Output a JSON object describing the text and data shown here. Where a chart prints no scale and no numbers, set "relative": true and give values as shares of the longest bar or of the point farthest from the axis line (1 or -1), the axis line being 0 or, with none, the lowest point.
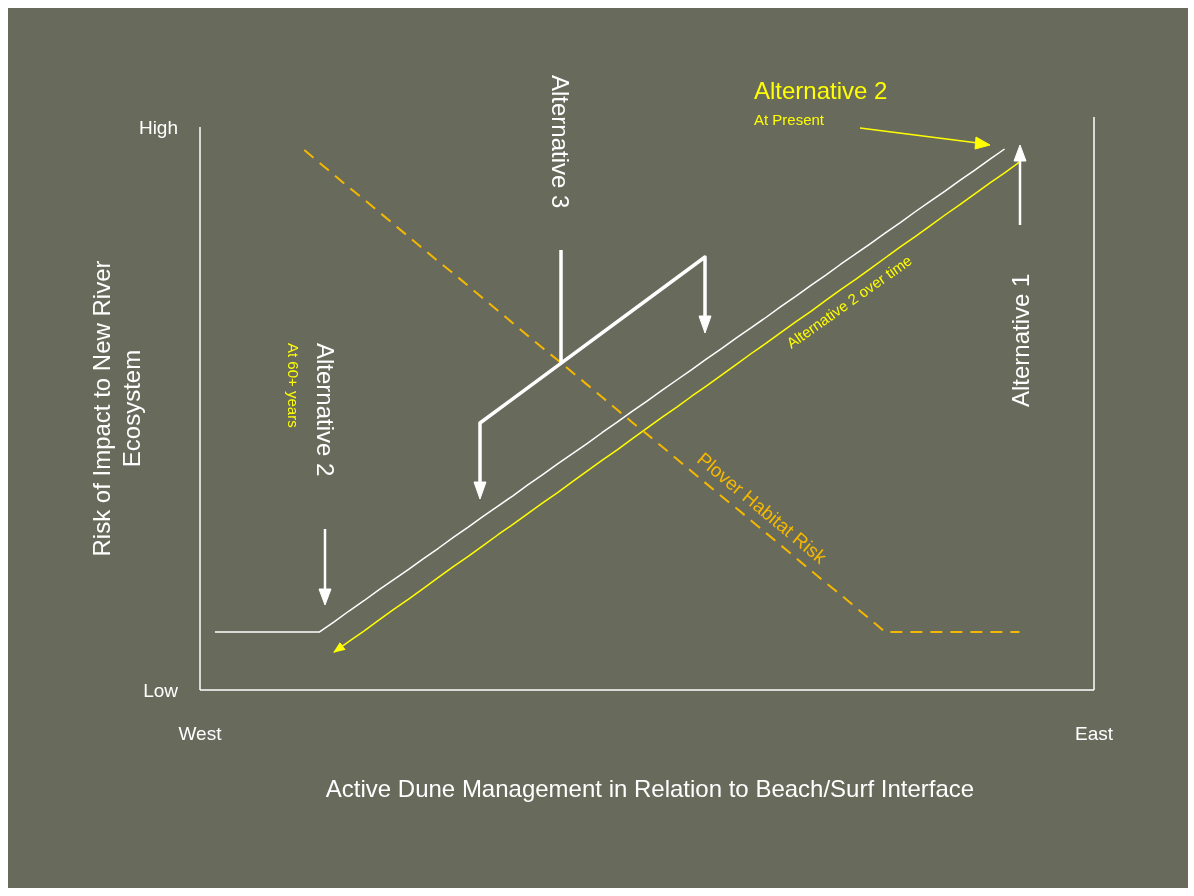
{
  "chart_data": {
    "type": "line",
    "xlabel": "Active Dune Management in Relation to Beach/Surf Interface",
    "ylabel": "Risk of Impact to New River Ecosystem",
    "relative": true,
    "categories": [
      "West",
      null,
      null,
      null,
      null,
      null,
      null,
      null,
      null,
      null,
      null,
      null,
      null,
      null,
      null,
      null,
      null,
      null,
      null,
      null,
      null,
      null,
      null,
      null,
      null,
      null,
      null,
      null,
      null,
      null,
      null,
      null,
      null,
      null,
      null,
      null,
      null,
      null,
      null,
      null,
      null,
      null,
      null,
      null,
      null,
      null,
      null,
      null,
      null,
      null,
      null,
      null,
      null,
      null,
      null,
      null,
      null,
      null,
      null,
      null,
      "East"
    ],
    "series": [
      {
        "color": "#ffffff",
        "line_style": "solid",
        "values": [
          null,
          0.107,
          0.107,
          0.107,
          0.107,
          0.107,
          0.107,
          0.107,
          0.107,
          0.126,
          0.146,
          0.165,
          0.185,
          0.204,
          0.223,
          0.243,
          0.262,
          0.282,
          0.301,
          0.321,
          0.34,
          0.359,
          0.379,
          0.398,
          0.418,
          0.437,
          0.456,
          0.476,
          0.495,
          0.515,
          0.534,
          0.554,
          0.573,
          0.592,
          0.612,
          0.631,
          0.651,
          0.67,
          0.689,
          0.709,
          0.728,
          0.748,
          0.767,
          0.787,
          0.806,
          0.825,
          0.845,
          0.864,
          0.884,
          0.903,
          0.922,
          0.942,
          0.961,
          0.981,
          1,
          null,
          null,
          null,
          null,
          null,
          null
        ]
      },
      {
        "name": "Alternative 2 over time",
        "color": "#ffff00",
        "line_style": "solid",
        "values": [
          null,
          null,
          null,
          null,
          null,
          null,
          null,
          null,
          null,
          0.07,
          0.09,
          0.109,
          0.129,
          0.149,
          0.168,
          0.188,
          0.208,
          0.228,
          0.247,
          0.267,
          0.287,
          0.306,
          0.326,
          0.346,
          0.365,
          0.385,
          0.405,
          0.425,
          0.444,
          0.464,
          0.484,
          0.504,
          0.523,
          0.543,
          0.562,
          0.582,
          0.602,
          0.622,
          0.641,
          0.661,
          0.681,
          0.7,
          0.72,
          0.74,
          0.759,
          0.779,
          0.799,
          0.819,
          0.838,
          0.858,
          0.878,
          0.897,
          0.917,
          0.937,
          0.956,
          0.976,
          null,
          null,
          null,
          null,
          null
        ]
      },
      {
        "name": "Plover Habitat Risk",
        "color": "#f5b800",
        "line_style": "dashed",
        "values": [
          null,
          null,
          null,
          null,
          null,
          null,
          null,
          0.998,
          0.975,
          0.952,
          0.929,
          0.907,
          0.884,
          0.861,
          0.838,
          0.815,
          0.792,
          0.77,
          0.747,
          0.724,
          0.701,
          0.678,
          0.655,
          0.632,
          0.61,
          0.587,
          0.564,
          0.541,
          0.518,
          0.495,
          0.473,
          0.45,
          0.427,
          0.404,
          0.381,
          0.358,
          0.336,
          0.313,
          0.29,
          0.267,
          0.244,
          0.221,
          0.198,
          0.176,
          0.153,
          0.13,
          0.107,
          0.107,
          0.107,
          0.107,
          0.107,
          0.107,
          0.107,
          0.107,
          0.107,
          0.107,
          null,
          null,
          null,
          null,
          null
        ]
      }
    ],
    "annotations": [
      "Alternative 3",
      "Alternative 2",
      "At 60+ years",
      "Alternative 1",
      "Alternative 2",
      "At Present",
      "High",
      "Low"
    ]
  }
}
------------------------------
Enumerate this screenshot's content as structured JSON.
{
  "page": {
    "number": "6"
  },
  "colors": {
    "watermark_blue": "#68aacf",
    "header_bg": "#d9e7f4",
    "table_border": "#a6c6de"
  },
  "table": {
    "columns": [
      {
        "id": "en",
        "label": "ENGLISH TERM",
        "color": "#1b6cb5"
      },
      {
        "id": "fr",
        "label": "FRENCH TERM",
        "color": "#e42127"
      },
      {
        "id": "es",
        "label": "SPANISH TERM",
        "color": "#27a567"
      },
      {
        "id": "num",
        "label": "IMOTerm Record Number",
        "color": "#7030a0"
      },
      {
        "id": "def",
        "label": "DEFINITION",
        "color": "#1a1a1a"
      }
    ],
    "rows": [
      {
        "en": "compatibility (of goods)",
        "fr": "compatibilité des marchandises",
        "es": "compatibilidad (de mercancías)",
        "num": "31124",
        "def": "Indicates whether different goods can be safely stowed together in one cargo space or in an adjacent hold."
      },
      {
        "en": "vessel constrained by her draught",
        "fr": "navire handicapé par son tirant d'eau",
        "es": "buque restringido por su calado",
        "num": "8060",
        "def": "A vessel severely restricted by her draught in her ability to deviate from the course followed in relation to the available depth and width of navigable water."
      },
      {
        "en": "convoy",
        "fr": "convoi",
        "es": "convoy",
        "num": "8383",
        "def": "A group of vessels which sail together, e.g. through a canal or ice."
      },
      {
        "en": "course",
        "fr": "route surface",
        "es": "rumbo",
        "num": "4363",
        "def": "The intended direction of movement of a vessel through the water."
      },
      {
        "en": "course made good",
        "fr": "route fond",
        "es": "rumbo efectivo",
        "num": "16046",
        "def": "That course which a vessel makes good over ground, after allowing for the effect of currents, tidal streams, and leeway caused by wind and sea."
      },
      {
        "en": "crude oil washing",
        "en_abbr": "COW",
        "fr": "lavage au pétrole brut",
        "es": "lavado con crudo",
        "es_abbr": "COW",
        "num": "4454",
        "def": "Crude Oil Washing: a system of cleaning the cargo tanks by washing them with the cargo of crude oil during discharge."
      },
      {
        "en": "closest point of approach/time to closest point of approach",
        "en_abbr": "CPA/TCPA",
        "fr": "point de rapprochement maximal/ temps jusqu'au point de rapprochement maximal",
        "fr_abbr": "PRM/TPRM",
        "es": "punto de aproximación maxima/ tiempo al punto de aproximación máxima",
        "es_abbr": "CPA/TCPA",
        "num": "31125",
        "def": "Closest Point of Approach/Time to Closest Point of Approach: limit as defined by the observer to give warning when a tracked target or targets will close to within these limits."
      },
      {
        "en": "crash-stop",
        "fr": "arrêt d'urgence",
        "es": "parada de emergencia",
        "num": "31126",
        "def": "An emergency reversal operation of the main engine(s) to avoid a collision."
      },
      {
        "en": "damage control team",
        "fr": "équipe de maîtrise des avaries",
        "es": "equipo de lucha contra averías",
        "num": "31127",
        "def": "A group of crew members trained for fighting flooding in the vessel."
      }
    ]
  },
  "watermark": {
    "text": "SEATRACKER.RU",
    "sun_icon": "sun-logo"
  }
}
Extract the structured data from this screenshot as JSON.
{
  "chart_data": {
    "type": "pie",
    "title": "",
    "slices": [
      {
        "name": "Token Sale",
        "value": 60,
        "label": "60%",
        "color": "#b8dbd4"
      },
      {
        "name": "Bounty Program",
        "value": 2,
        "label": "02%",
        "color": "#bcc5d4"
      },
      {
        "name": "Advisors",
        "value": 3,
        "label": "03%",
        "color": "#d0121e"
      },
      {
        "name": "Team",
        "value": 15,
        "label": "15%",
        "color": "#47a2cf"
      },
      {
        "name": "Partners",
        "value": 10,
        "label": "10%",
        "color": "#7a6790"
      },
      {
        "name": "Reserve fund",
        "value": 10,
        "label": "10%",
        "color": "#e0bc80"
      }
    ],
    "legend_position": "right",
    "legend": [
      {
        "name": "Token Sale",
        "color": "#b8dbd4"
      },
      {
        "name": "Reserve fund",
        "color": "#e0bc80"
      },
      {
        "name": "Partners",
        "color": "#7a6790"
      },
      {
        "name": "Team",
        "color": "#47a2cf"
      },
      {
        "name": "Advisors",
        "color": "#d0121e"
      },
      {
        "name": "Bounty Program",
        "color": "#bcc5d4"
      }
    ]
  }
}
------------------------------
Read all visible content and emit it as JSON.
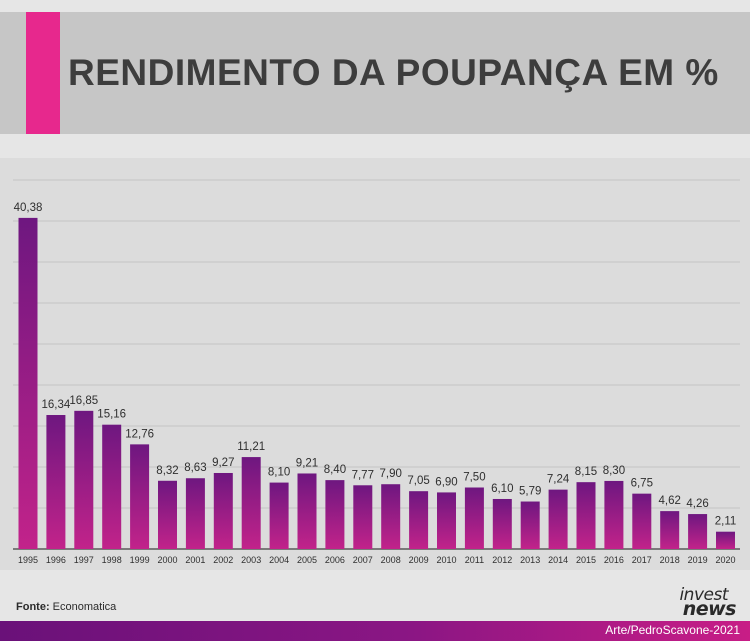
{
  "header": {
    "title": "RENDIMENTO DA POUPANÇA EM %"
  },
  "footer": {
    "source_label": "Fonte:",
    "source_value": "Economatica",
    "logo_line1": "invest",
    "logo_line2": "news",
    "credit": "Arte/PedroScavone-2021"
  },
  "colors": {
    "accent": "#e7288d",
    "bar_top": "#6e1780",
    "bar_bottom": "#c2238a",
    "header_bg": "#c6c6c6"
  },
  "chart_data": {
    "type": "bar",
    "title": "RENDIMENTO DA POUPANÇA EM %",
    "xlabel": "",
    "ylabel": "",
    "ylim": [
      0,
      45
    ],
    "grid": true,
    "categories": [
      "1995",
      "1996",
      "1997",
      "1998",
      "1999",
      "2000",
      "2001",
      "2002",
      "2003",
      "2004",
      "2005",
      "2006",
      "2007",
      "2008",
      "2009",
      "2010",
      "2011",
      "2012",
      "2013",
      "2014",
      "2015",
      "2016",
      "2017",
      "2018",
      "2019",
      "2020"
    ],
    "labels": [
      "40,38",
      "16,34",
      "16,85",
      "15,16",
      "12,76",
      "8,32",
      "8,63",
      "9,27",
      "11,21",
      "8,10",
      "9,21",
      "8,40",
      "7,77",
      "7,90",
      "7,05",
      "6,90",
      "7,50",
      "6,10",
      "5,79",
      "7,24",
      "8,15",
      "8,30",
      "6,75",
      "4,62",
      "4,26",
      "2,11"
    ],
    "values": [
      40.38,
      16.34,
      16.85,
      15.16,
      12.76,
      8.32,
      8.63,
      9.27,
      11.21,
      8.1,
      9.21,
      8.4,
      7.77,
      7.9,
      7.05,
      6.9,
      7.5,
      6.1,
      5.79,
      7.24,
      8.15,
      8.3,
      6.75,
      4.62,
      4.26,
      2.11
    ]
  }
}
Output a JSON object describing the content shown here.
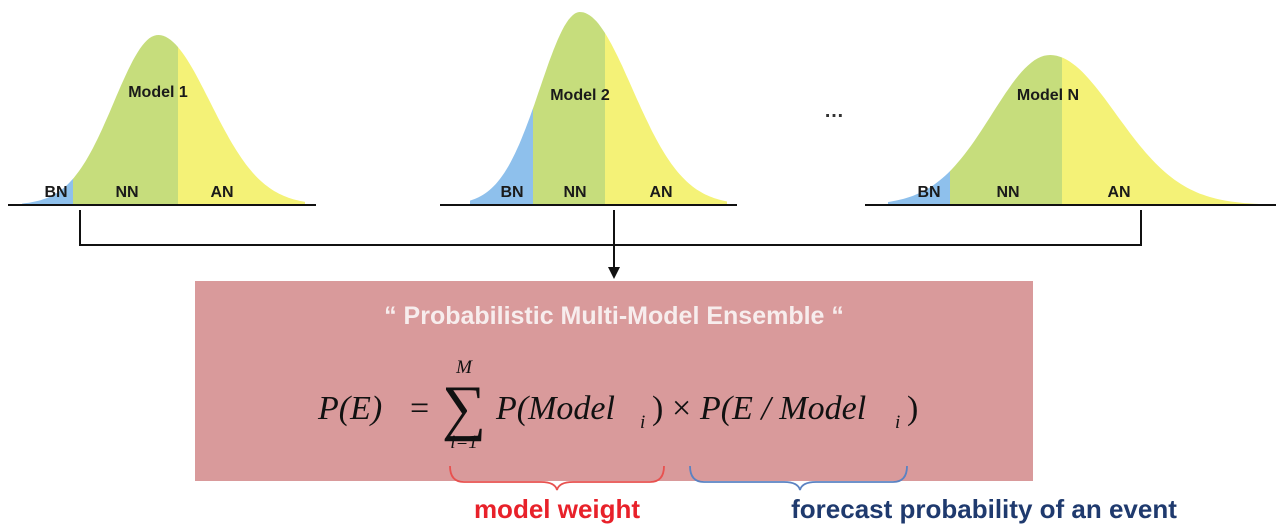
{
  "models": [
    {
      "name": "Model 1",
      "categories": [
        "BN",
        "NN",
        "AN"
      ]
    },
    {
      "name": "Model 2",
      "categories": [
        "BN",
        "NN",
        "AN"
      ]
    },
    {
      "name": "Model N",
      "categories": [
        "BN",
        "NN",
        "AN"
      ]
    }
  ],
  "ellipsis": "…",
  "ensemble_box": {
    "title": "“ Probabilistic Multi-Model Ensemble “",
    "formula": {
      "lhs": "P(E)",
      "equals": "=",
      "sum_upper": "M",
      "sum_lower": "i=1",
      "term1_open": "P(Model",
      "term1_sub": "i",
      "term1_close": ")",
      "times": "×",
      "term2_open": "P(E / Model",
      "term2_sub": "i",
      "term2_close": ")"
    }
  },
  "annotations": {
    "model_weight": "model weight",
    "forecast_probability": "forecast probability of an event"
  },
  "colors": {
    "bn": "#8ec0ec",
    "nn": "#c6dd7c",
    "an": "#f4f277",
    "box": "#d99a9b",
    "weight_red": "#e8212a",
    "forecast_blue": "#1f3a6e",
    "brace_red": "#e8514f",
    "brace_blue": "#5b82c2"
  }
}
------------------------------
• **What is required**:
Return the lines of the records that include the string "course".

• **Result of this task**:
        "def": "A vessel severely restricted by her draught in her ability to deviate from the course followed in relation to the available depth and width of navigable water."
        "en": "course",
        "en": "course made good",
        "def": "That course which a vessel makes good over ground, after allowing for the effect of currents, tidal streams, and leeway caused by wind and sea."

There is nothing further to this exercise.